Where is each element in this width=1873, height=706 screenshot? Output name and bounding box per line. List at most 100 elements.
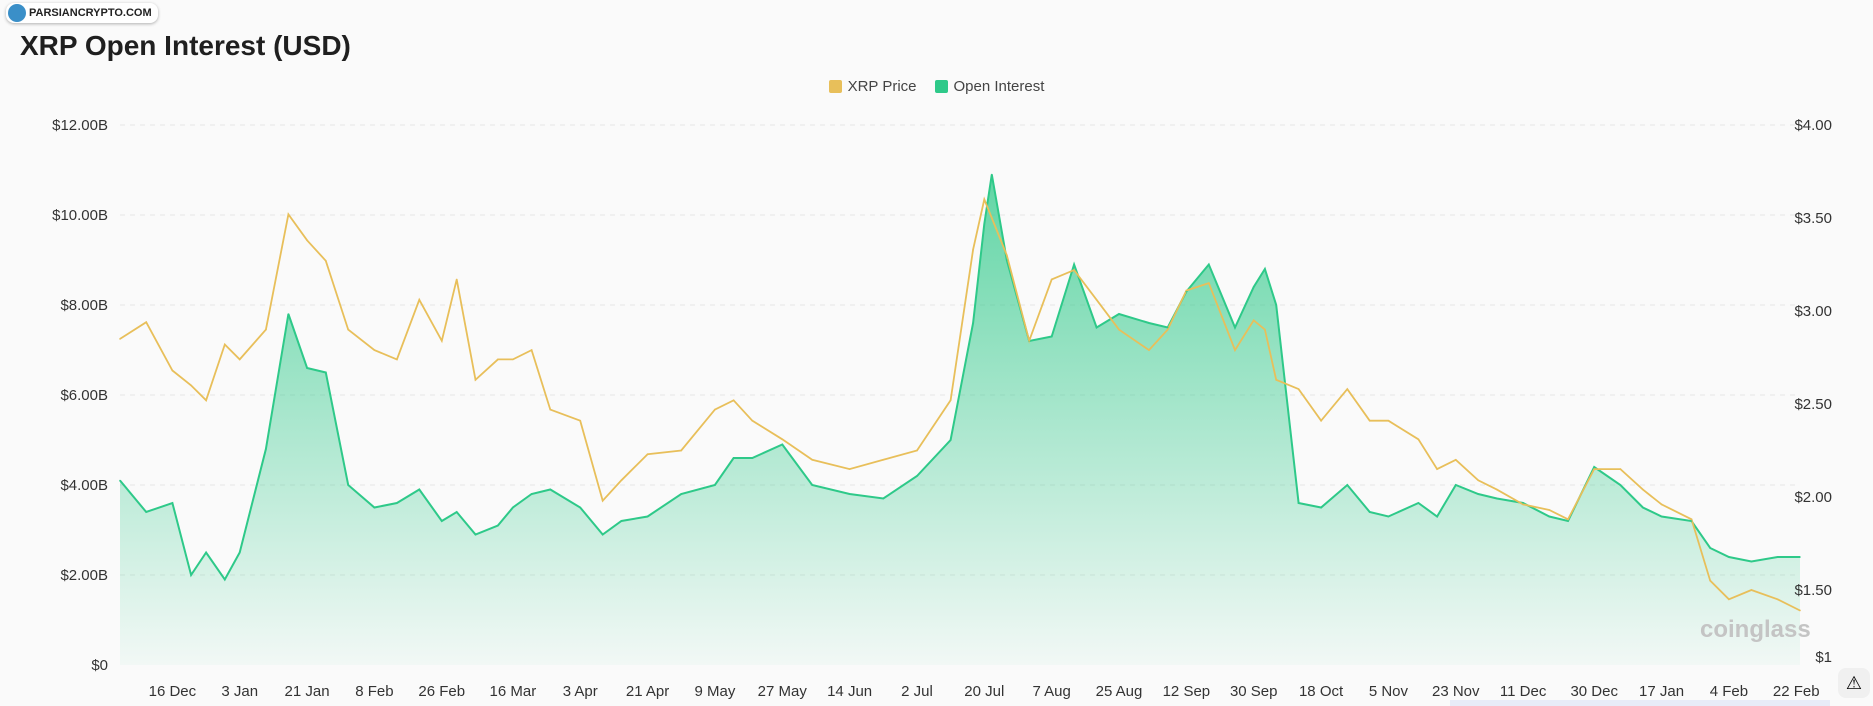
- legend: XRP Price Open Interest: [0, 78, 1873, 95]
- oi-point: [1118, 313, 1120, 315]
- watermark-badge: PARSIANCRYPTO.COM: [6, 3, 158, 23]
- chart-title: XRP Open Interest (USD): [20, 30, 351, 61]
- price-point: [1118, 328, 1120, 331]
- price-point: [512, 358, 514, 361]
- oi-point: [1690, 520, 1693, 522]
- oi-point: [171, 502, 174, 504]
- price-point: [751, 419, 754, 422]
- legend-item-price[interactable]: XRP Price: [828, 78, 917, 95]
- y-left-tick-label: $4.00B: [60, 477, 108, 494]
- price-point: [1275, 379, 1277, 381]
- price-point: [223, 343, 226, 346]
- price-point: [916, 449, 918, 452]
- legend-label: XRP Price: [847, 78, 917, 95]
- x-tick-label: 7 Aug: [1032, 683, 1070, 700]
- price-point: [1454, 459, 1457, 461]
- price-point: [991, 217, 993, 219]
- price-line: [119, 196, 1801, 612]
- oi-point: [646, 515, 649, 518]
- price-point: [1234, 349, 1236, 351]
- oi-point: [620, 520, 623, 522]
- price-point: [1005, 254, 1008, 256]
- oi-point: [751, 457, 754, 459]
- x-tick-label: 26 Feb: [418, 683, 465, 700]
- coinglass-watermark: coinglass: [1700, 616, 1811, 643]
- price-point: [474, 379, 477, 381]
- price-point: [646, 453, 649, 456]
- price-point: [811, 459, 814, 461]
- price-point: [265, 328, 267, 331]
- x-tick-label: 3 Jan: [221, 683, 258, 700]
- x-tick-label: 5 Nov: [1369, 683, 1409, 700]
- oi-point: [1728, 556, 1730, 558]
- oi-point: [1297, 502, 1300, 504]
- y-right-tick-label: $4.00: [1794, 117, 1832, 134]
- price-point: [497, 358, 499, 361]
- oi-point: [1166, 326, 1169, 329]
- x-tick-label: 9 May: [694, 683, 735, 700]
- oi-point: [1496, 497, 1498, 500]
- y-left-tick-label: $2.00B: [60, 567, 108, 584]
- price-point: [145, 321, 147, 323]
- x-tick-label: 14 Jun: [827, 683, 872, 700]
- price-point: [1690, 518, 1693, 521]
- price-point: [1567, 518, 1569, 521]
- price-point: [190, 384, 192, 387]
- y-left-tick-label: $0: [91, 657, 108, 674]
- scrollbar[interactable]: [1450, 700, 1830, 706]
- oi-swatch: [934, 80, 948, 93]
- oi-point: [512, 506, 514, 509]
- price-point: [205, 399, 207, 402]
- oi-point: [265, 448, 267, 450]
- price-point: [1660, 503, 1663, 506]
- x-tick-label: 25 Aug: [1096, 683, 1143, 700]
- oi-point: [1073, 263, 1075, 266]
- x-tick-label: 20 Jul: [964, 683, 1004, 700]
- oi-point: [324, 371, 327, 374]
- price-point: [1496, 488, 1498, 491]
- oi-point: [991, 173, 993, 176]
- oi-point: [882, 497, 885, 500]
- price-point: [1548, 509, 1551, 511]
- price-point: [440, 339, 443, 342]
- oi-point: [119, 479, 121, 482]
- price-point: [1252, 319, 1255, 322]
- oi-point: [714, 484, 716, 486]
- oi-point: [1320, 506, 1322, 509]
- oi-point: [530, 493, 533, 495]
- oi-point: [732, 457, 735, 459]
- x-tick-label: 22 Feb: [1773, 683, 1820, 700]
- y-left-tick-label: $12.00B: [52, 117, 108, 134]
- oi-point: [1750, 560, 1753, 563]
- price-point: [1368, 419, 1371, 422]
- price-point: [1297, 388, 1300, 390]
- price-point: [530, 349, 533, 351]
- price-point: [1095, 299, 1098, 301]
- price-point: [418, 299, 421, 301]
- price-point: [732, 399, 735, 402]
- oi-point: [497, 524, 499, 527]
- oi-point: [1095, 326, 1098, 329]
- price-point: [1050, 278, 1053, 281]
- price-point: [680, 449, 683, 452]
- price-point: [1709, 579, 1712, 582]
- oi-point: [145, 511, 147, 513]
- legend-item-oi[interactable]: Open Interest: [934, 78, 1044, 95]
- oi-point: [1776, 556, 1779, 558]
- x-tick-label: 2 Jul: [901, 683, 933, 700]
- price-point: [882, 459, 885, 461]
- price-point: [1387, 419, 1390, 422]
- price-point: [1028, 339, 1031, 342]
- oi-area: [120, 174, 1800, 665]
- oi-point: [1593, 466, 1596, 468]
- price-point: [1417, 438, 1420, 441]
- price-point: [1208, 282, 1210, 284]
- oi-point: [1477, 493, 1480, 495]
- oi-point: [396, 502, 398, 504]
- oi-point: [1548, 515, 1551, 518]
- x-tick-label: 23 Nov: [1432, 683, 1480, 700]
- warning-button[interactable]: ⚠: [1838, 668, 1870, 698]
- oi-point: [1799, 556, 1801, 558]
- oi-point: [440, 520, 443, 522]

--*--

» Your goal: Can you write out all the items above again, substituting "price-marker" for every "price-point", keeping everything else the same and leaving out the pictures?

» Exercise answer:
Where is each element in this width=1873, height=706 screenshot? Output name and bounding box per line. List at most 100 elements.
- legend: XRP Price Open Interest: [0, 78, 1873, 95]
- oi-point: [1118, 313, 1120, 315]
- watermark-badge: PARSIANCRYPTO.COM: [6, 3, 158, 23]
- chart-title: XRP Open Interest (USD): [20, 30, 351, 61]
- price-marker: [1118, 328, 1120, 331]
- price-marker: [512, 358, 514, 361]
- oi-point: [1690, 520, 1693, 522]
- oi-point: [171, 502, 174, 504]
- price-marker: [751, 419, 754, 422]
- legend-item-price[interactable]: XRP Price: [828, 78, 917, 95]
- y-left-tick-label: $4.00B: [60, 477, 108, 494]
- price-marker: [1275, 379, 1277, 381]
- price-marker: [223, 343, 226, 346]
- price-marker: [916, 449, 918, 452]
- legend-label: XRP Price: [847, 78, 917, 95]
- x-tick-label: 7 Aug: [1032, 683, 1070, 700]
- price-marker: [1454, 459, 1457, 461]
- price-marker: [991, 217, 993, 219]
- price-line: [119, 196, 1801, 612]
- oi-point: [646, 515, 649, 518]
- price-marker: [1234, 349, 1236, 351]
- oi-point: [620, 520, 623, 522]
- price-marker: [1005, 254, 1008, 256]
- oi-point: [751, 457, 754, 459]
- x-tick-label: 26 Feb: [418, 683, 465, 700]
- coinglass-watermark: coinglass: [1700, 616, 1811, 643]
- price-marker: [474, 379, 477, 381]
- price-marker: [646, 453, 649, 456]
- price-marker: [811, 459, 814, 461]
- price-marker: [265, 328, 267, 331]
- x-tick-label: 3 Jan: [221, 683, 258, 700]
- x-tick-label: 5 Nov: [1369, 683, 1409, 700]
- oi-point: [1728, 556, 1730, 558]
- oi-point: [1297, 502, 1300, 504]
- y-right-tick-label: $4.00: [1794, 117, 1832, 134]
- price-marker: [497, 358, 499, 361]
- oi-point: [1166, 326, 1169, 329]
- x-tick-label: 9 May: [694, 683, 735, 700]
- oi-point: [1496, 497, 1498, 500]
- y-left-tick-label: $2.00B: [60, 567, 108, 584]
- price-marker: [145, 321, 147, 323]
- x-tick-label: 14 Jun: [827, 683, 872, 700]
- price-marker: [1690, 518, 1693, 521]
- price-marker: [1567, 518, 1569, 521]
- price-marker: [190, 384, 192, 387]
- y-left-tick-label: $0: [91, 657, 108, 674]
- scrollbar[interactable]: [1450, 700, 1830, 706]
- oi-swatch: [934, 80, 948, 93]
- oi-point: [512, 506, 514, 509]
- price-marker: [205, 399, 207, 402]
- oi-point: [265, 448, 267, 450]
- price-marker: [1660, 503, 1663, 506]
- x-tick-label: 25 Aug: [1096, 683, 1143, 700]
- oi-point: [1073, 263, 1075, 266]
- x-tick-label: 20 Jul: [964, 683, 1004, 700]
- oi-point: [324, 371, 327, 374]
- price-marker: [1496, 488, 1498, 491]
- oi-point: [991, 173, 993, 176]
- oi-point: [882, 497, 885, 500]
- price-marker: [1548, 509, 1551, 511]
- price-marker: [440, 339, 443, 342]
- oi-point: [119, 479, 121, 482]
- price-marker: [1252, 319, 1255, 322]
- oi-point: [714, 484, 716, 486]
- oi-point: [1320, 506, 1322, 509]
- oi-point: [530, 493, 533, 495]
- oi-point: [732, 457, 735, 459]
- x-tick-label: 22 Feb: [1773, 683, 1820, 700]
- y-left-tick-label: $12.00B: [52, 117, 108, 134]
- oi-point: [1750, 560, 1753, 563]
- price-marker: [1368, 419, 1371, 422]
- price-marker: [1297, 388, 1300, 390]
- price-marker: [530, 349, 533, 351]
- price-marker: [1095, 299, 1098, 301]
- price-marker: [418, 299, 421, 301]
- price-marker: [732, 399, 735, 402]
- oi-point: [497, 524, 499, 527]
- oi-point: [1095, 326, 1098, 329]
- price-marker: [1050, 278, 1053, 281]
- price-marker: [680, 449, 683, 452]
- price-marker: [1709, 579, 1712, 582]
- oi-point: [145, 511, 147, 513]
- legend-item-oi[interactable]: Open Interest: [934, 78, 1044, 95]
- oi-point: [1776, 556, 1779, 558]
- x-tick-label: 2 Jul: [901, 683, 933, 700]
- price-marker: [882, 459, 885, 461]
- price-marker: [1387, 419, 1390, 422]
- price-marker: [1028, 339, 1031, 342]
- oi-area: [120, 174, 1800, 665]
- oi-point: [1593, 466, 1596, 468]
- price-marker: [1417, 438, 1420, 441]
- price-marker: [1208, 282, 1210, 284]
- oi-point: [1477, 493, 1480, 495]
- oi-point: [396, 502, 398, 504]
- oi-point: [1548, 515, 1551, 518]
- x-tick-label: 23 Nov: [1432, 683, 1480, 700]
- warning-button[interactable]: ⚠: [1838, 668, 1870, 698]
- oi-point: [1799, 556, 1801, 558]
- oi-point: [440, 520, 443, 522]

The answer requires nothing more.